Dataset records
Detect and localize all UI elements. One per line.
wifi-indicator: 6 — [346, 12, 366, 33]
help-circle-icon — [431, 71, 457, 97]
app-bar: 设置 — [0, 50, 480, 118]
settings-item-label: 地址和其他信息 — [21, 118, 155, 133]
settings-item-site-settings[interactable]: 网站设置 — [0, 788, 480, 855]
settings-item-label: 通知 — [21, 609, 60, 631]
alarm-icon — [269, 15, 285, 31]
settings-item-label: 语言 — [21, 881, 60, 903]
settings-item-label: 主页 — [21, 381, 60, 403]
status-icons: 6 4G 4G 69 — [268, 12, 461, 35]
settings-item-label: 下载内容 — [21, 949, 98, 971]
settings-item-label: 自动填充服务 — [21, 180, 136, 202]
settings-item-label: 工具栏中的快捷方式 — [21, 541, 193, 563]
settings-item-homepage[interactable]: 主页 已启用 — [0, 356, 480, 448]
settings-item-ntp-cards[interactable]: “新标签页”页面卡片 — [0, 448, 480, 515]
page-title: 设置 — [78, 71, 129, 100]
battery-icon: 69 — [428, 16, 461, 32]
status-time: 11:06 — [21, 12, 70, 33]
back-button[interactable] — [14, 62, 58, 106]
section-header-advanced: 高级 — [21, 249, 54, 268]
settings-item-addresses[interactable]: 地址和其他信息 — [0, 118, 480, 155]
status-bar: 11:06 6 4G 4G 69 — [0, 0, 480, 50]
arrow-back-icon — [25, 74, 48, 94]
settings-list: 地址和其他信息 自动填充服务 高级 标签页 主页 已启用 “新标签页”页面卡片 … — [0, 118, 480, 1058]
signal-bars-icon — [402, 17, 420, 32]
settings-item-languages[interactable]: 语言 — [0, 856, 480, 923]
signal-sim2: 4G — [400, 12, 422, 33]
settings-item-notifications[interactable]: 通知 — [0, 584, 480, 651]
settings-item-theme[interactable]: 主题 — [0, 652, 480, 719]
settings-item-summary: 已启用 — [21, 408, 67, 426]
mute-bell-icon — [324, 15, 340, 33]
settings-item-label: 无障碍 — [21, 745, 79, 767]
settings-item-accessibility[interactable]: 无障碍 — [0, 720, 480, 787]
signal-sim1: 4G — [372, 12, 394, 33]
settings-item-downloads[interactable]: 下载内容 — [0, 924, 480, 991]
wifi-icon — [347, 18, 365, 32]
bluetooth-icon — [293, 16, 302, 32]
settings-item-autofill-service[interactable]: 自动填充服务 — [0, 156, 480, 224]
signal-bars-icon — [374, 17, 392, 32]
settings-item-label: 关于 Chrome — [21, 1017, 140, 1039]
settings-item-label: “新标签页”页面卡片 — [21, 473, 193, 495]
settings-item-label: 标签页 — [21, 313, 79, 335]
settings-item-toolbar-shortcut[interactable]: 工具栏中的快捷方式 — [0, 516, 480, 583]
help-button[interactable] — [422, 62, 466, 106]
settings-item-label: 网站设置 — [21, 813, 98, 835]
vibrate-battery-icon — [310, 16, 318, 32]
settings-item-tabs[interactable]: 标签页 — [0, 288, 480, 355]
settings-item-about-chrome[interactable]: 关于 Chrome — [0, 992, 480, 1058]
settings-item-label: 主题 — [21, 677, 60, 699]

Stated task
Copy the records above line for line, with no changes.

Response for this exercise
Detect and localize all UI elements. One per line.
wifi-indicator: 6 — [346, 12, 366, 33]
help-circle-icon — [431, 71, 457, 97]
app-bar: 设置 — [0, 50, 480, 118]
settings-item-label: 地址和其他信息 — [21, 118, 155, 133]
settings-item-site-settings[interactable]: 网站设置 — [0, 788, 480, 855]
settings-item-label: 通知 — [21, 609, 60, 631]
alarm-icon — [269, 15, 285, 31]
settings-item-label: 语言 — [21, 881, 60, 903]
settings-item-label: 主页 — [21, 381, 60, 403]
status-icons: 6 4G 4G 69 — [268, 12, 461, 35]
settings-item-label: 下载内容 — [21, 949, 98, 971]
settings-item-label: 自动填充服务 — [21, 180, 136, 202]
settings-item-label: 工具栏中的快捷方式 — [21, 541, 193, 563]
settings-item-homepage[interactable]: 主页 已启用 — [0, 356, 480, 448]
settings-item-ntp-cards[interactable]: “新标签页”页面卡片 — [0, 448, 480, 515]
page-title: 设置 — [78, 71, 129, 100]
battery-icon: 69 — [428, 16, 461, 32]
status-time: 11:06 — [21, 12, 70, 33]
back-button[interactable] — [14, 62, 58, 106]
section-header-advanced: 高级 — [21, 249, 54, 268]
settings-item-addresses[interactable]: 地址和其他信息 — [0, 118, 480, 155]
status-bar: 11:06 6 4G 4G 69 — [0, 0, 480, 50]
arrow-back-icon — [25, 74, 48, 94]
settings-list: 地址和其他信息 自动填充服务 高级 标签页 主页 已启用 “新标签页”页面卡片 … — [0, 118, 480, 1058]
signal-bars-icon — [402, 17, 420, 32]
settings-item-languages[interactable]: 语言 — [0, 856, 480, 923]
signal-sim2: 4G — [400, 12, 422, 33]
settings-item-notifications[interactable]: 通知 — [0, 584, 480, 651]
settings-item-theme[interactable]: 主题 — [0, 652, 480, 719]
settings-item-summary: 已启用 — [21, 408, 67, 426]
mute-bell-icon — [324, 15, 340, 33]
settings-item-label: 无障碍 — [21, 745, 79, 767]
settings-item-accessibility[interactable]: 无障碍 — [0, 720, 480, 787]
signal-sim1: 4G — [372, 12, 394, 33]
settings-item-downloads[interactable]: 下载内容 — [0, 924, 480, 991]
wifi-icon — [347, 18, 365, 32]
bluetooth-icon — [293, 16, 302, 32]
settings-item-autofill-service[interactable]: 自动填充服务 — [0, 156, 480, 224]
signal-bars-icon — [374, 17, 392, 32]
settings-item-label: 关于 Chrome — [21, 1017, 140, 1039]
settings-item-label: “新标签页”页面卡片 — [21, 473, 193, 495]
settings-item-label: 标签页 — [21, 313, 79, 335]
settings-item-toolbar-shortcut[interactable]: 工具栏中的快捷方式 — [0, 516, 480, 583]
help-button[interactable] — [422, 62, 466, 106]
settings-item-label: 网站设置 — [21, 813, 98, 835]
vibrate-battery-icon — [310, 16, 318, 32]
settings-item-tabs[interactable]: 标签页 — [0, 288, 480, 355]
settings-item-about-chrome[interactable]: 关于 Chrome — [0, 992, 480, 1058]
settings-item-label: 主题 — [21, 677, 60, 699]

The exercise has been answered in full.